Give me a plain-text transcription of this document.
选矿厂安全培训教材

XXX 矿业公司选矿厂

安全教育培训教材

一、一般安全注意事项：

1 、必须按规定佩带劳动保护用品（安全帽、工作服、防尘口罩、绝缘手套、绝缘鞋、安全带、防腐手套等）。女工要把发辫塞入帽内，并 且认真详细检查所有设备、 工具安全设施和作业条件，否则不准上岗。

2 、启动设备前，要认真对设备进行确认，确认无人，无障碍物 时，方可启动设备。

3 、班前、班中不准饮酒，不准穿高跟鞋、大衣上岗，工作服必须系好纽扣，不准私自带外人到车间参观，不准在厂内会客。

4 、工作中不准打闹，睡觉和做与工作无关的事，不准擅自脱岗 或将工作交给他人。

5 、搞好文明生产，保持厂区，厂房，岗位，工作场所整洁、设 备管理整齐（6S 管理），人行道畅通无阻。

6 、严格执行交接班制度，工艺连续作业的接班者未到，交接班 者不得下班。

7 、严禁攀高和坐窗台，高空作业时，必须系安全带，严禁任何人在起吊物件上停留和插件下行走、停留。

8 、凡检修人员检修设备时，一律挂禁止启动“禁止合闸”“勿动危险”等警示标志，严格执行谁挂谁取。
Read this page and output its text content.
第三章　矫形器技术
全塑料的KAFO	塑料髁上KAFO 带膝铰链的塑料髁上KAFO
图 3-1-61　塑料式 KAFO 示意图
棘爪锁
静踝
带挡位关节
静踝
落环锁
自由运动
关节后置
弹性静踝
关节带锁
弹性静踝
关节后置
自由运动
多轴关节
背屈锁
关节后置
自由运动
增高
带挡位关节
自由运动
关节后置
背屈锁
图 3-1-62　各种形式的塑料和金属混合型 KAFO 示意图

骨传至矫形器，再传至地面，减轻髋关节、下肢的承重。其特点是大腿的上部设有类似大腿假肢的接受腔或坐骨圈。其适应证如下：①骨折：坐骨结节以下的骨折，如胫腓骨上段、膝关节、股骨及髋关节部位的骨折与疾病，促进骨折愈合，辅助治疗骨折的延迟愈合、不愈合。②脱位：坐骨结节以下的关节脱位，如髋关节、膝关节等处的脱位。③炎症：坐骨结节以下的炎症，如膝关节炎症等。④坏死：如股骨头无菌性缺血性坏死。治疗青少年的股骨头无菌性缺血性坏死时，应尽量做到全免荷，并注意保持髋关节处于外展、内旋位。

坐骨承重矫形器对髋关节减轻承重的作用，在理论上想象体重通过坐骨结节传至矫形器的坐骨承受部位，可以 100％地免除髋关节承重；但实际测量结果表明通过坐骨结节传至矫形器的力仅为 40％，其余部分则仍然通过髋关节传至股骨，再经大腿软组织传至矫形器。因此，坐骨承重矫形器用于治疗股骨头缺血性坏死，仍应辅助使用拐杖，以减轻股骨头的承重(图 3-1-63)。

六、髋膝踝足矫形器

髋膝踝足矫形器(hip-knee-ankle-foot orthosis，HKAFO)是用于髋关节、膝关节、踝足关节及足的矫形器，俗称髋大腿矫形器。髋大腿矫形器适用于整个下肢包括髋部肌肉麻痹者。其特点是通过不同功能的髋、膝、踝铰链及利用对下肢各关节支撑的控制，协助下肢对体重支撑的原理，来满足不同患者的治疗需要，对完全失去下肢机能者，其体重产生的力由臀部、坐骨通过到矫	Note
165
---------------
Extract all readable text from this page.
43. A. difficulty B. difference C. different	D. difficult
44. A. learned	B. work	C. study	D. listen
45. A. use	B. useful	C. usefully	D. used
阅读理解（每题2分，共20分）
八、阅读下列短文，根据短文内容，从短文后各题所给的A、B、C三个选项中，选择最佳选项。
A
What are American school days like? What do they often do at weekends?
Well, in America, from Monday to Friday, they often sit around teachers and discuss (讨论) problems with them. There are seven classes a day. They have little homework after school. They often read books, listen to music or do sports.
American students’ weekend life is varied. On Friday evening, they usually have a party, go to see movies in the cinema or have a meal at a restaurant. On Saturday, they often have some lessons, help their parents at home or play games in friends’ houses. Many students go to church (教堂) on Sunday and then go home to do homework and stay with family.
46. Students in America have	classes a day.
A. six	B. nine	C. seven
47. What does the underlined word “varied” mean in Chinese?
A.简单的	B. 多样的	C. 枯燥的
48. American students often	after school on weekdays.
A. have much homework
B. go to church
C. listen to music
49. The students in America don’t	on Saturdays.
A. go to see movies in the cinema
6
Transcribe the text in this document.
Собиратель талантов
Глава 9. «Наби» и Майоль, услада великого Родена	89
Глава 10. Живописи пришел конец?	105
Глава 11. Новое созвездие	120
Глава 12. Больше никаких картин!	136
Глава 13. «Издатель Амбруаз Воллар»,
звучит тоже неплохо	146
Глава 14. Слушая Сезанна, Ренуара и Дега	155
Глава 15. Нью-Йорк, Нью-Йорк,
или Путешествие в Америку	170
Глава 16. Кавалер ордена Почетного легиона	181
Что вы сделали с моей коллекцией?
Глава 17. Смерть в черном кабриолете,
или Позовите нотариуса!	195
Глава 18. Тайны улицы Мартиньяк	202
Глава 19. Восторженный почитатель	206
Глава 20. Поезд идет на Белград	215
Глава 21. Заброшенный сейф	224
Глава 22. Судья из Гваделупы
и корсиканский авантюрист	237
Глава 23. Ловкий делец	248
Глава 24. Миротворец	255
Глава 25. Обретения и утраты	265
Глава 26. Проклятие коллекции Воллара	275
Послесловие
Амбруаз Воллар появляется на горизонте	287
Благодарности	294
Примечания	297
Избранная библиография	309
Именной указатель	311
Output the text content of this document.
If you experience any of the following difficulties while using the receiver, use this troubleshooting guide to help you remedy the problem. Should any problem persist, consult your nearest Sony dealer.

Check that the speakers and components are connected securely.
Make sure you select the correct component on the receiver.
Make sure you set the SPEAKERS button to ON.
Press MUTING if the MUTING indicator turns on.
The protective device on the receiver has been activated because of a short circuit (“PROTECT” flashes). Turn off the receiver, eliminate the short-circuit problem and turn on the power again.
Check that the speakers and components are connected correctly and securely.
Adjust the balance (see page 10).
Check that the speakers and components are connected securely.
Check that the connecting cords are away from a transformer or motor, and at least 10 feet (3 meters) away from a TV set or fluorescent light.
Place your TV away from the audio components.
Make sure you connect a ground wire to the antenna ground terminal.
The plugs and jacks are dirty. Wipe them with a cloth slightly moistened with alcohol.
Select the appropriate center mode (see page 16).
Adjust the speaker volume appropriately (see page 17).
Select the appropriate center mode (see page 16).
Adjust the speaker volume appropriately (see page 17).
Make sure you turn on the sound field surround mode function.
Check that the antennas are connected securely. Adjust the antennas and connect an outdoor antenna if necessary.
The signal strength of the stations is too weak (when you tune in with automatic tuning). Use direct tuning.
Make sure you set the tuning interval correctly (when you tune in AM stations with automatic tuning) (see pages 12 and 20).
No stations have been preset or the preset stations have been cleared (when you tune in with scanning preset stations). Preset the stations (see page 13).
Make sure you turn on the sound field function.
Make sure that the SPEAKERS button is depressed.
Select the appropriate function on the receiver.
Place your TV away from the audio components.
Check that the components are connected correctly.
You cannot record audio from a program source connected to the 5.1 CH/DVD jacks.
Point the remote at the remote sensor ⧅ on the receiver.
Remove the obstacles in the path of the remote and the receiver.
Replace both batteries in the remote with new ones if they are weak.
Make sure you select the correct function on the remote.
---------------
> **TASK PROMPT**: Gather every line containing the word "church" and copy it.

> **COMPLETE ANSWER**:
American students’ weekend life is varied. On Friday evening, they usually have a party, go to see movies in the cinema or have a meal at a restaurant. On Saturday, they often have some lessons, help their parents at home or play games in friends’ houses. Many students go to church (教堂) on Sunday and then go home to do homework and stay with family.
B. go to church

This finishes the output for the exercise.